Report how many lines contain "this". Give the number and nothing else.

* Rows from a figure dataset
○ ○ ○ ○

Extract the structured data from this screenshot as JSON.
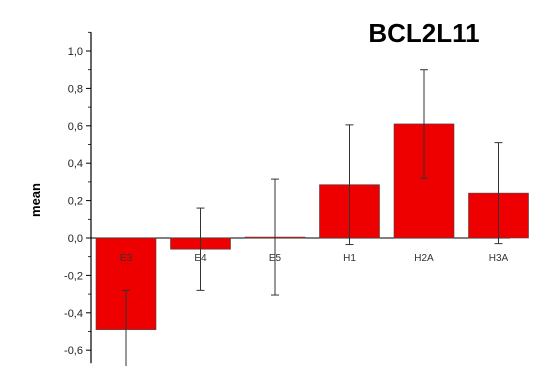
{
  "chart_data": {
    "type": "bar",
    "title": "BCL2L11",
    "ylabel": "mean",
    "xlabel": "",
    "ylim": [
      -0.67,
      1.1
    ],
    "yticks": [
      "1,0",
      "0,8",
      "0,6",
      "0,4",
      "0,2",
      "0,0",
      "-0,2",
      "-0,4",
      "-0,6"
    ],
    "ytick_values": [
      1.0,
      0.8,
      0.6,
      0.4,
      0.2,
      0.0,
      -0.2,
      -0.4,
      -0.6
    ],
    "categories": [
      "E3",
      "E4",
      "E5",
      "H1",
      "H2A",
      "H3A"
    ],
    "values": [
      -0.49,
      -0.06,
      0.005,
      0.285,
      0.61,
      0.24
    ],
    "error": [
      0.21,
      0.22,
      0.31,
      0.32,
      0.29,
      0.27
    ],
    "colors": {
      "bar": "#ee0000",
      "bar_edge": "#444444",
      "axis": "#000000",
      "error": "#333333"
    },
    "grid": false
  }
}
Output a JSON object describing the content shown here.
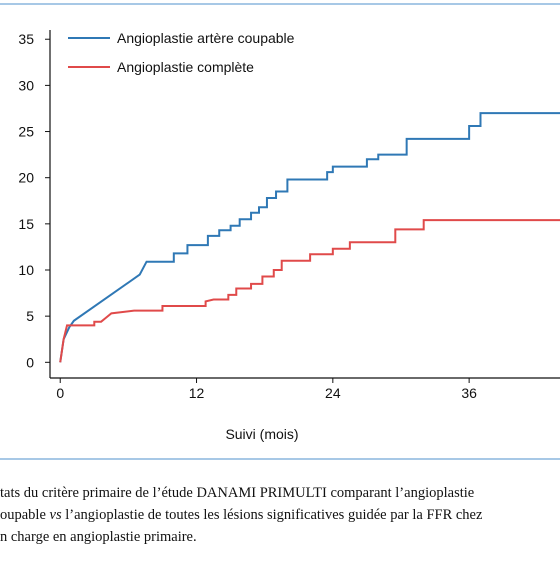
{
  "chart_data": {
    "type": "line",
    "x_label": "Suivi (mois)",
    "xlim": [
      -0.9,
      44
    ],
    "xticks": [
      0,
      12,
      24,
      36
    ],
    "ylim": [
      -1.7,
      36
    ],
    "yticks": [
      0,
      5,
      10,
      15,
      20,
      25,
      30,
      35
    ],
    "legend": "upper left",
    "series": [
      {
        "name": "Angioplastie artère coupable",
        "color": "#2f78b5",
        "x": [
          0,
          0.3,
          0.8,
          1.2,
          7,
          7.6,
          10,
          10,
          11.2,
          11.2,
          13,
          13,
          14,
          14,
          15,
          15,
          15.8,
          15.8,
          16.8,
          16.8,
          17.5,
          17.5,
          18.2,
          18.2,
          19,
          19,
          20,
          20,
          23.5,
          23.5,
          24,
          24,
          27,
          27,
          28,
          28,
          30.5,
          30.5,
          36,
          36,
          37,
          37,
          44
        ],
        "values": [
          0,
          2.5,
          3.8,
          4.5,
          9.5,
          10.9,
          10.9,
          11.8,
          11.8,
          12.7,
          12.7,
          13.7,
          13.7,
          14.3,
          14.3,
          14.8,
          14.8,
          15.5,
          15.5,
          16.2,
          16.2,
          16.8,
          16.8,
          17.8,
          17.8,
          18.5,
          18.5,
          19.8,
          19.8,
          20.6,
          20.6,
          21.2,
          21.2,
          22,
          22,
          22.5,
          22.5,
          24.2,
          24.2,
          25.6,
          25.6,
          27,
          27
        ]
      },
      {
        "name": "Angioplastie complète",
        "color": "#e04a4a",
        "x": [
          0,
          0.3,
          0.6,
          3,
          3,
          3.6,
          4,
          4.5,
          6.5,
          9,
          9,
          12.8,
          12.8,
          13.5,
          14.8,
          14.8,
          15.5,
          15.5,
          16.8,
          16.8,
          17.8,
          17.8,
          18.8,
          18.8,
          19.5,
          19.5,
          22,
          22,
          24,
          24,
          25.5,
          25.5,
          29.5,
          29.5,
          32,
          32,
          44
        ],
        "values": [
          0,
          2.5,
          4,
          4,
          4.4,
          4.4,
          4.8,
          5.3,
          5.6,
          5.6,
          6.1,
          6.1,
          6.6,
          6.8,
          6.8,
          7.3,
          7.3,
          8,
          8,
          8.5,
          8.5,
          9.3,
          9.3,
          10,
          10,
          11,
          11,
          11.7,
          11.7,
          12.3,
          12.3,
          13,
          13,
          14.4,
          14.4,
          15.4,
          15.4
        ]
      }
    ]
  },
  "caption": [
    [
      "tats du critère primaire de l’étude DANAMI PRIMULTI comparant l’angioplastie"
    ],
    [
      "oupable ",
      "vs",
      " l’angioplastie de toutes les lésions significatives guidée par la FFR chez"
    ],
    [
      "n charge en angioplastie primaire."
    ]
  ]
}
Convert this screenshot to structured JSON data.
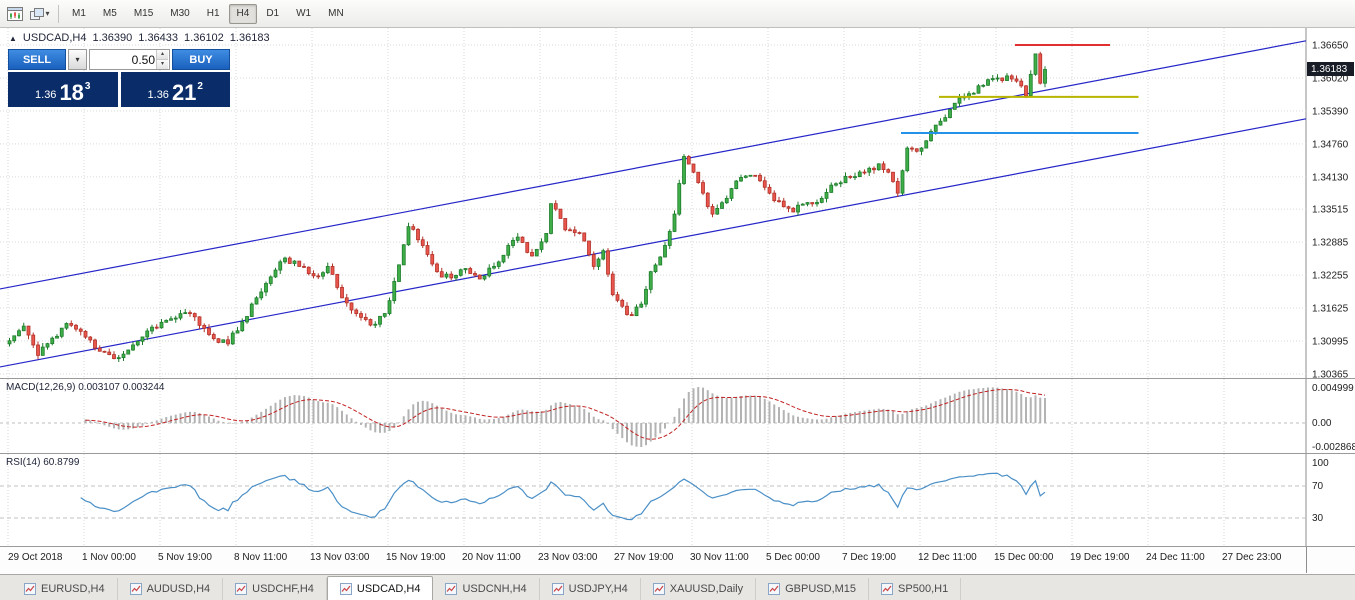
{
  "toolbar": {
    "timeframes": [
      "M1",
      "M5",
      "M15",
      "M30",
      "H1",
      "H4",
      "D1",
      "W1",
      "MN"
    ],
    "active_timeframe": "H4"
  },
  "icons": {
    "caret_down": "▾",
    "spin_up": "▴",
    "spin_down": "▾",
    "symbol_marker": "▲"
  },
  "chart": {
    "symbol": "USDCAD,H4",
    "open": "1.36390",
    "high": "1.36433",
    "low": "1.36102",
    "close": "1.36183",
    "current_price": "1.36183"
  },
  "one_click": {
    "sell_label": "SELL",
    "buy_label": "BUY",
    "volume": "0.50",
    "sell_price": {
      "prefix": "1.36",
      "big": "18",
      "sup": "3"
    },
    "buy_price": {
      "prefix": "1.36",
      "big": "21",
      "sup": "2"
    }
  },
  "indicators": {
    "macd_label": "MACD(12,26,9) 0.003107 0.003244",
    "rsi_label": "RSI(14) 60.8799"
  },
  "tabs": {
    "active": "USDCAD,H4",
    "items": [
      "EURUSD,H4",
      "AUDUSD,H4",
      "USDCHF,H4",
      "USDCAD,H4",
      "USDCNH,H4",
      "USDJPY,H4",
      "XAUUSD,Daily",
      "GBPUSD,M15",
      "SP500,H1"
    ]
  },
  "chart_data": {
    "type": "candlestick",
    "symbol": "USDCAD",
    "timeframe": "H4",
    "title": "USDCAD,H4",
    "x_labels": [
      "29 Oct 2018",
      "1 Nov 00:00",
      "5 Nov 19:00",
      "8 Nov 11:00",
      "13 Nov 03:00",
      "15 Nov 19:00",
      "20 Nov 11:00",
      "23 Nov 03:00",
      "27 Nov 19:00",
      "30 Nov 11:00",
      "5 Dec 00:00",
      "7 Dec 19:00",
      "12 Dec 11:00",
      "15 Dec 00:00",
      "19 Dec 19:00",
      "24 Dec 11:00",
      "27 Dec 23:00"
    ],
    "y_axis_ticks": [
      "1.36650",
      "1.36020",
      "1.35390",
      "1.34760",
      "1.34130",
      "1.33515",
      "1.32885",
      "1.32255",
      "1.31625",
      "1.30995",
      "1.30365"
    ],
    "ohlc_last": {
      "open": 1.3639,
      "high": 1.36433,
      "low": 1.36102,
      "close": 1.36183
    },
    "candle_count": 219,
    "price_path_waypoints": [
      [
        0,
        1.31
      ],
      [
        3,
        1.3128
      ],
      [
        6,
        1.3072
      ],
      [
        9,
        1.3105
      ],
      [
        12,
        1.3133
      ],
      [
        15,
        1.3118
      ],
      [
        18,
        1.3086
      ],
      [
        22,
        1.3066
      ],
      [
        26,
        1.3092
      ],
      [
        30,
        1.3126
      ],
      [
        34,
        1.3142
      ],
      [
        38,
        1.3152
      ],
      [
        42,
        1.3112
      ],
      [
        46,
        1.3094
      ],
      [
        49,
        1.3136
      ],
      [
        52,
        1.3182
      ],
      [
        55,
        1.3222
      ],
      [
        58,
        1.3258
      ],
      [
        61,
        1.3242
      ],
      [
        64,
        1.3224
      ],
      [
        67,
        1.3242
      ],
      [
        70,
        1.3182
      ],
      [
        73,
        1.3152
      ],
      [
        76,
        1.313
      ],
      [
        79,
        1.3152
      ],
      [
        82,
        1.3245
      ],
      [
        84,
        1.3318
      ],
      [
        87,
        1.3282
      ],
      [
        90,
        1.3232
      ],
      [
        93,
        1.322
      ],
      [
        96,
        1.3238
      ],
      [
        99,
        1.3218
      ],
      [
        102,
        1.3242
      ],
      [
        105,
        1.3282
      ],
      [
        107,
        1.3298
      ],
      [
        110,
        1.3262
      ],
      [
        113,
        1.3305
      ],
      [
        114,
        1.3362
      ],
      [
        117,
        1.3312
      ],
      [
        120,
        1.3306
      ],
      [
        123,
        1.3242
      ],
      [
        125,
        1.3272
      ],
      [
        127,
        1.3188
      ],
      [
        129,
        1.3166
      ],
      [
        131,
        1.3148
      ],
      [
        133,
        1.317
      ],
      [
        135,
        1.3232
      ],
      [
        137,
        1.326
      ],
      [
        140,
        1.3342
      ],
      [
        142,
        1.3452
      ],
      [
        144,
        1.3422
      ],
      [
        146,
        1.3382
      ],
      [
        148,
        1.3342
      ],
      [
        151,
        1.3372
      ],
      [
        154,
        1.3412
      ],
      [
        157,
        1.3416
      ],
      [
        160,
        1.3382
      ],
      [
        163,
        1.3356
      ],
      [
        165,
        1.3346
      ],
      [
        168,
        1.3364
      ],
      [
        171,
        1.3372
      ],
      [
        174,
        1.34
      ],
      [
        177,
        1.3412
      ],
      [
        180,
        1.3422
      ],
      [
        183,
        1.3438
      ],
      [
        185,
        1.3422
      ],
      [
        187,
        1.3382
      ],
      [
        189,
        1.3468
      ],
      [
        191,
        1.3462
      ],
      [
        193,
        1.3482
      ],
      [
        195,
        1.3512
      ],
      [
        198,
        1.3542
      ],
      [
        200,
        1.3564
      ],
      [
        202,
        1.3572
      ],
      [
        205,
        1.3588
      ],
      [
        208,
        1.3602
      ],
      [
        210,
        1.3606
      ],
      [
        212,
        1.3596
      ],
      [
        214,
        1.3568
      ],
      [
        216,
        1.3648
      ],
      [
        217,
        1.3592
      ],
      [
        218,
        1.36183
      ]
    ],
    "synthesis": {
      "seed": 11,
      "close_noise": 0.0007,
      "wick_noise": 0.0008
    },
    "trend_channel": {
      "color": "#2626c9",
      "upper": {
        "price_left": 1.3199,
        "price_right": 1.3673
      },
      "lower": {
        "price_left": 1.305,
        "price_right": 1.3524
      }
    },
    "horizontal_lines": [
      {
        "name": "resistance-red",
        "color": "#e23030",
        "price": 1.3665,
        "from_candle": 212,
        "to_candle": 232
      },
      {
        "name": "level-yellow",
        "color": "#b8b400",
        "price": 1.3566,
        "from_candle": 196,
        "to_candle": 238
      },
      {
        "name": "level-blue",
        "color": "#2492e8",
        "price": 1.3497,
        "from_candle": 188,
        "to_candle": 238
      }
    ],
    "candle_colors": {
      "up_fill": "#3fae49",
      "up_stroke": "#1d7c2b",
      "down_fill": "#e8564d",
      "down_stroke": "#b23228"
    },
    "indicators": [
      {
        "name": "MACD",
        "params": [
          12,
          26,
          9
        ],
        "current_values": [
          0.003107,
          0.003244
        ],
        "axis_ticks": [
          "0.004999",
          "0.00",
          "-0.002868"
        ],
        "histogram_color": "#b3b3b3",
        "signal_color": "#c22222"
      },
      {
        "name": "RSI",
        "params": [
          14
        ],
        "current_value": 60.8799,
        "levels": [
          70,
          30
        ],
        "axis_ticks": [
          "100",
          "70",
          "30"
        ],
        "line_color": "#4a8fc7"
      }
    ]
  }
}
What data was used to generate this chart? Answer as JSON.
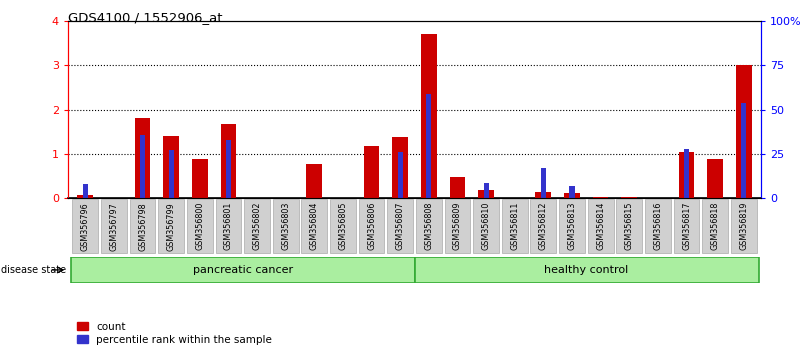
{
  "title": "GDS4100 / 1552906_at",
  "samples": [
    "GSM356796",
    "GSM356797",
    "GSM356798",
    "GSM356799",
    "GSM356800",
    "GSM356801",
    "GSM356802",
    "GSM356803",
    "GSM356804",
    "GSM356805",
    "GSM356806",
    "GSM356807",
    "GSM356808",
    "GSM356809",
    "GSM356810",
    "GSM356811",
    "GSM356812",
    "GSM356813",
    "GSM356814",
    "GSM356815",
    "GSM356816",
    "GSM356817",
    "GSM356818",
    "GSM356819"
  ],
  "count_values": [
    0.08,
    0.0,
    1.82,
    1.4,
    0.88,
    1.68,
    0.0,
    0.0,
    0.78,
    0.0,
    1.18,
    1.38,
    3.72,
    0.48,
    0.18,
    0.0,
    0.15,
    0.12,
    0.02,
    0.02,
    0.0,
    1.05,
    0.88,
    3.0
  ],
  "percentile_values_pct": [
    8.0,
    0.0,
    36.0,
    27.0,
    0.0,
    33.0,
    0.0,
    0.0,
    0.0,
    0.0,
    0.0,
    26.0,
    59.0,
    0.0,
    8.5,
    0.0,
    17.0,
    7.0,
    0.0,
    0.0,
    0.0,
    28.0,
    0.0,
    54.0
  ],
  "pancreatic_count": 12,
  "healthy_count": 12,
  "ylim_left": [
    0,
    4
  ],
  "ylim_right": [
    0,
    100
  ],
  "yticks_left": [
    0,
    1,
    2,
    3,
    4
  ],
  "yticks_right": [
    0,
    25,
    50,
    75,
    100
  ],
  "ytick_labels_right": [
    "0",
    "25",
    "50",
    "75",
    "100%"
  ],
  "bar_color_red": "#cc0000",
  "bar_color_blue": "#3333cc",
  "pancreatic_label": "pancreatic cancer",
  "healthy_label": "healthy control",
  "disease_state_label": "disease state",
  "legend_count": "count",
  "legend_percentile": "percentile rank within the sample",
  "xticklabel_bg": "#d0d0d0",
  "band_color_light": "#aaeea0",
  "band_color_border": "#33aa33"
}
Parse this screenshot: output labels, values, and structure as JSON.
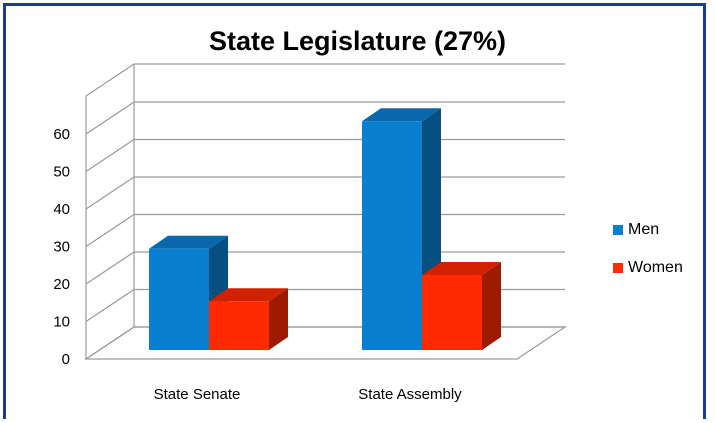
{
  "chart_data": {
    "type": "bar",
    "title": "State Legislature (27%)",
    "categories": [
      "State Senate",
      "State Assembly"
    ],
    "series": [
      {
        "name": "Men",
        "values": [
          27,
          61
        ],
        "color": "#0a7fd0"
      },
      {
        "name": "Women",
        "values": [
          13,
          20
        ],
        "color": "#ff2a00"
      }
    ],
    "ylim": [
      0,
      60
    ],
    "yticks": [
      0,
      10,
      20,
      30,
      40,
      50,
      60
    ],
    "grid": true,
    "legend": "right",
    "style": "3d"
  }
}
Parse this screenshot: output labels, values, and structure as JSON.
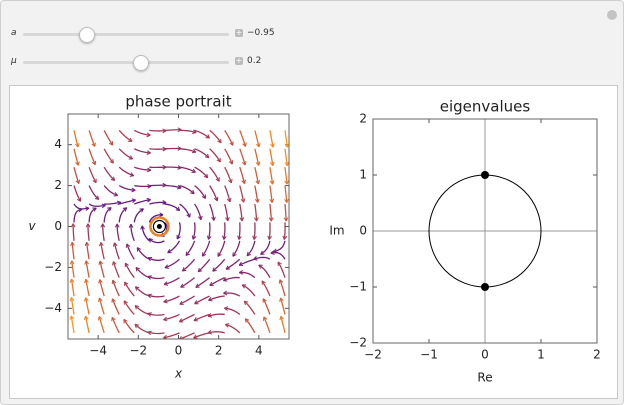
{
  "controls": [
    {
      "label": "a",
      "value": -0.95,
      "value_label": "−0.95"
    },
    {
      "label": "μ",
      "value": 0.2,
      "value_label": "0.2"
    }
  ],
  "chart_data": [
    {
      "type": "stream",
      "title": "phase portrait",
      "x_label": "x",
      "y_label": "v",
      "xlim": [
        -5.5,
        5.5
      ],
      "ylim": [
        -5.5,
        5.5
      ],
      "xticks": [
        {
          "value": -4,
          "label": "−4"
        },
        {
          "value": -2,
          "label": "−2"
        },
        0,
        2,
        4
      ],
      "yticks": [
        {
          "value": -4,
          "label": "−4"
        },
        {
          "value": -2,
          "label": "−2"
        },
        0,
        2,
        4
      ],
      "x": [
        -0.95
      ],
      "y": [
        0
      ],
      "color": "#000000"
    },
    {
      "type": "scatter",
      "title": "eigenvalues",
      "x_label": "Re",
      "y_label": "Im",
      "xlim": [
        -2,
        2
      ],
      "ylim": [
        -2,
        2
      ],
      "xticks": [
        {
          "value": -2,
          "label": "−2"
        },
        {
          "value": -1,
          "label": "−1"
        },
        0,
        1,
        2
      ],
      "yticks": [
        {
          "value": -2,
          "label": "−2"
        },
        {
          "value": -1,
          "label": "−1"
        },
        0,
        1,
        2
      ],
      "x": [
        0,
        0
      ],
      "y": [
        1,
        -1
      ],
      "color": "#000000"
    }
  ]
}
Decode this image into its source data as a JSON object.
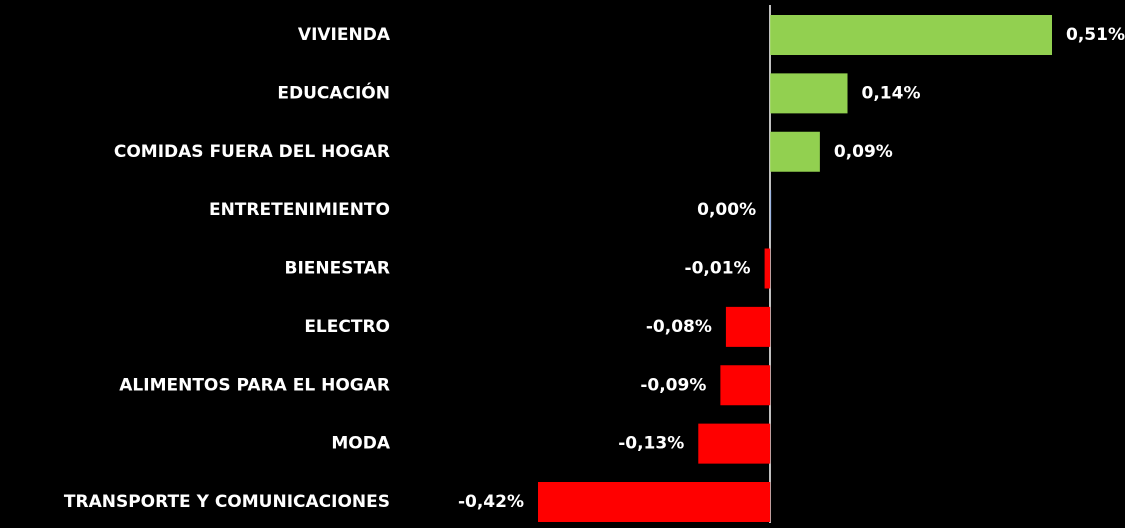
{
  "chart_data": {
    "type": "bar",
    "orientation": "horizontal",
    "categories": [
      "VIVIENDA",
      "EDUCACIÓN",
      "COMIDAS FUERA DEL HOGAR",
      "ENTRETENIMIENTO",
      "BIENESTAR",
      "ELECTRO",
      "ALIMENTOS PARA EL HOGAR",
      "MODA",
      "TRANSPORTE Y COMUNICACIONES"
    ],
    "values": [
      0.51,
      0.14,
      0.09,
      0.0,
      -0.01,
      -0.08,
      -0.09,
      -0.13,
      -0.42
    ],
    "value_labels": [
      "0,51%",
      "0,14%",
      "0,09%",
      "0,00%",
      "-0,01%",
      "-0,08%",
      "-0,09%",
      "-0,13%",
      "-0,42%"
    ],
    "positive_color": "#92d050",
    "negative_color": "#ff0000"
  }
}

○ ○ ○ ○

* Complete answer
6